● Given problem: Copy the listing verbatim, excluding any images found in it.

● Dataset rows:
---

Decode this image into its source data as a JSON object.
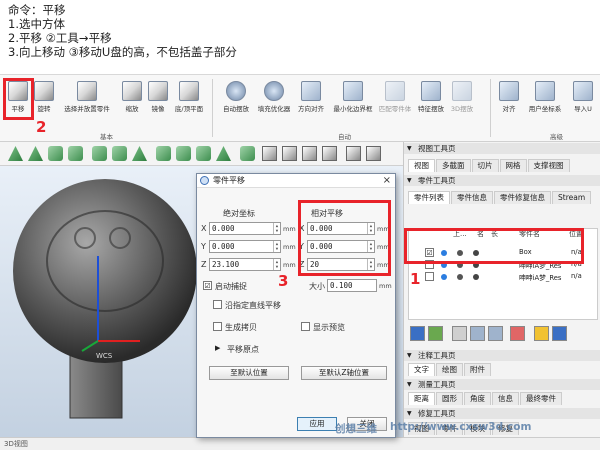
{
  "instructions": {
    "line1": "命令：平移",
    "line2": "1.选中方体",
    "line3": "2.平移          ②工具→平移",
    "line4": "3.向上移动      ③移动U盘的高，不包括盖子部分"
  },
  "ribbon": {
    "items": [
      {
        "label": "平移",
        "icon": "move-icon"
      },
      {
        "label": "旋转",
        "icon": "rotate-icon"
      },
      {
        "label": "选择并放置零件",
        "icon": "place-part-icon"
      },
      {
        "label": "缩放",
        "icon": "scale-icon"
      },
      {
        "label": "镜像",
        "icon": "mirror-icon"
      },
      {
        "label": "底/顶平面",
        "icon": "plane-icon"
      },
      {
        "label": "自动摆放",
        "icon": "auto-place-icon"
      },
      {
        "label": "填充优化器",
        "icon": "nest-icon"
      },
      {
        "label": "方向对齐",
        "icon": "align-icon"
      },
      {
        "label": "最小化边界框",
        "icon": "min-bbox-icon"
      },
      {
        "label": "匹配零件体",
        "icon": "match-icon"
      },
      {
        "label": "特征摆放",
        "icon": "feature-icon"
      },
      {
        "label": "3D摆放",
        "icon": "place3d-icon"
      },
      {
        "label": "对齐",
        "icon": "align2-icon"
      },
      {
        "label": "用户坐标系",
        "icon": "ucs-icon"
      },
      {
        "label": "导入U",
        "icon": "import-icon"
      }
    ],
    "groups": [
      "基本",
      "自动",
      "高级"
    ]
  },
  "right_panel": {
    "view_toolbar": "视图工具页",
    "view_tabs": [
      "视图",
      "多截面",
      "切片",
      "网格",
      "支撑视图"
    ],
    "part_toolbar": "零件工具页",
    "part_tabs": [
      "零件列表",
      "零件信息",
      "零件修复信息",
      "Stream"
    ],
    "columns": [
      "",
      "",
      "",
      "上...",
      "名",
      "长",
      "",
      "零件名",
      "位置"
    ],
    "rows": [
      {
        "name": "Box",
        "pos": "n/a"
      },
      {
        "name": "呻呻iA梦_Res",
        "pos": "n/a"
      },
      {
        "name": "呻呻iA梦_Res",
        "pos": "n/a"
      }
    ],
    "note_toolbar": "注释工具页",
    "note_tabs": [
      "文字",
      "绘图",
      "附件"
    ],
    "measure_toolbar": "测量工具页",
    "measure_tabs": [
      "距离",
      "圆形",
      "角度",
      "信息",
      "最终零件"
    ],
    "repair_toolbar": "修复工具页",
    "repair_bottom": [
      "视图",
      "零件",
      "模块",
      "修复"
    ]
  },
  "dialog": {
    "title": "零件平移",
    "abs_label": "绝对坐标",
    "rel_label": "相对平移",
    "abs": {
      "x": "0.000",
      "y": "0.000",
      "z": "23.100"
    },
    "rel": {
      "x": "0.000",
      "y": "0.000",
      "z": "20"
    },
    "unit": "mm",
    "snap_label": "启动捕捉",
    "size_label": "大小",
    "size_value": "0.100",
    "along_axis": "沿指定直线平移",
    "gen_copy": "生成拷贝",
    "show_preview": "显示预览",
    "translate_origin": "平移原点",
    "btn_default": "至默认位置",
    "btn_z_default": "至默认Z轴位置",
    "btn_apply": "应用",
    "btn_close": "关闭"
  },
  "markers": {
    "one": "1",
    "two": "2",
    "three": "3"
  },
  "viewport": {
    "wcs": "WCS"
  },
  "status": {
    "text": "3D视图"
  },
  "watermark": {
    "text": "http://www.cxsw3d.com",
    "side": "创想三维"
  },
  "colors": {
    "accent_red": "#e8232a",
    "brand_blue": "#3d6fb5"
  }
}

---

● The output:
Decode this image into its source data as a JSON object.
{
  "instructions": {
    "line1": "命令：平移",
    "line2": "1.选中方体",
    "line3": "2.平移          ②工具→平移",
    "line4": "3.向上移动      ③移动U盘的高，不包括盖子部分"
  },
  "ribbon": {
    "items": [
      {
        "label": "平移",
        "icon": "move-icon"
      },
      {
        "label": "旋转",
        "icon": "rotate-icon"
      },
      {
        "label": "选择并放置零件",
        "icon": "place-part-icon"
      },
      {
        "label": "缩放",
        "icon": "scale-icon"
      },
      {
        "label": "镜像",
        "icon": "mirror-icon"
      },
      {
        "label": "底/顶平面",
        "icon": "plane-icon"
      },
      {
        "label": "自动摆放",
        "icon": "auto-place-icon"
      },
      {
        "label": "填充优化器",
        "icon": "nest-icon"
      },
      {
        "label": "方向对齐",
        "icon": "align-icon"
      },
      {
        "label": "最小化边界框",
        "icon": "min-bbox-icon"
      },
      {
        "label": "匹配零件体",
        "icon": "match-icon"
      },
      {
        "label": "特征摆放",
        "icon": "feature-icon"
      },
      {
        "label": "3D摆放",
        "icon": "place3d-icon"
      },
      {
        "label": "对齐",
        "icon": "align2-icon"
      },
      {
        "label": "用户坐标系",
        "icon": "ucs-icon"
      },
      {
        "label": "导入U",
        "icon": "import-icon"
      }
    ],
    "groups": [
      "基本",
      "自动",
      "高级"
    ]
  },
  "right_panel": {
    "view_toolbar": "视图工具页",
    "view_tabs": [
      "视图",
      "多截面",
      "切片",
      "网格",
      "支撑视图"
    ],
    "part_toolbar": "零件工具页",
    "part_tabs": [
      "零件列表",
      "零件信息",
      "零件修复信息",
      "Stream"
    ],
    "columns": [
      "",
      "",
      "",
      "上...",
      "名",
      "长",
      "",
      "零件名",
      "位置"
    ],
    "rows": [
      {
        "name": "Box",
        "pos": "n/a"
      },
      {
        "name": "呻呻iA梦_Res",
        "pos": "n/a"
      },
      {
        "name": "呻呻iA梦_Res",
        "pos": "n/a"
      }
    ],
    "note_toolbar": "注释工具页",
    "note_tabs": [
      "文字",
      "绘图",
      "附件"
    ],
    "measure_toolbar": "测量工具页",
    "measure_tabs": [
      "距离",
      "圆形",
      "角度",
      "信息",
      "最终零件"
    ],
    "repair_toolbar": "修复工具页",
    "repair_bottom": [
      "视图",
      "零件",
      "模块",
      "修复"
    ]
  },
  "dialog": {
    "title": "零件平移",
    "abs_label": "绝对坐标",
    "rel_label": "相对平移",
    "abs": {
      "x": "0.000",
      "y": "0.000",
      "z": "23.100"
    },
    "rel": {
      "x": "0.000",
      "y": "0.000",
      "z": "20"
    },
    "unit": "mm",
    "snap_label": "启动捕捉",
    "size_label": "大小",
    "size_value": "0.100",
    "along_axis": "沿指定直线平移",
    "gen_copy": "生成拷贝",
    "show_preview": "显示预览",
    "translate_origin": "平移原点",
    "btn_default": "至默认位置",
    "btn_z_default": "至默认Z轴位置",
    "btn_apply": "应用",
    "btn_close": "关闭"
  },
  "markers": {
    "one": "1",
    "two": "2",
    "three": "3"
  },
  "viewport": {
    "wcs": "WCS"
  },
  "status": {
    "text": "3D视图"
  },
  "watermark": {
    "text": "http://www.cxsw3d.com",
    "side": "创想三维"
  },
  "colors": {
    "accent_red": "#e8232a",
    "brand_blue": "#3d6fb5"
  }
}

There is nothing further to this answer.